Aim of the exercise. In the entries below, identify every line with the string "Educational" and copy it.

Figure record extracts
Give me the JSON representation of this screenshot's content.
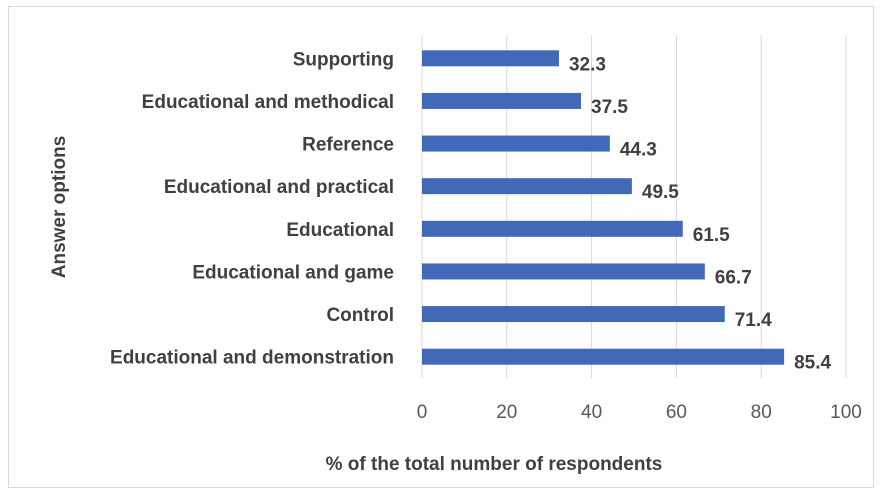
{
  "chart_data": {
    "type": "bar",
    "orientation": "horizontal",
    "categories": [
      "Educational and demonstration",
      "Control",
      "Educational and game",
      "Educational",
      "Educational and practical",
      "Reference",
      "Educational and methodical",
      "Supporting"
    ],
    "values": [
      85.4,
      71.4,
      66.7,
      61.5,
      49.5,
      44.3,
      37.5,
      32.3
    ],
    "value_labels": [
      "85.4",
      "71.4",
      "66.7",
      "61.5",
      "49.5",
      "44.3",
      "37.5",
      "32.3"
    ],
    "xlabel": "% of the total number of respondents",
    "ylabel": "Answer options",
    "xlim": [
      0,
      100
    ],
    "x_ticks": [
      "0",
      "20",
      "40",
      "60",
      "80",
      "100"
    ],
    "grid": "vertical",
    "bar_color": "#4169b8",
    "legend": "none"
  }
}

Response.
      "Educational and demonstration",
      "Educational and game",
      "Educational",
      "Educational and practical",
      "Educational and methodical",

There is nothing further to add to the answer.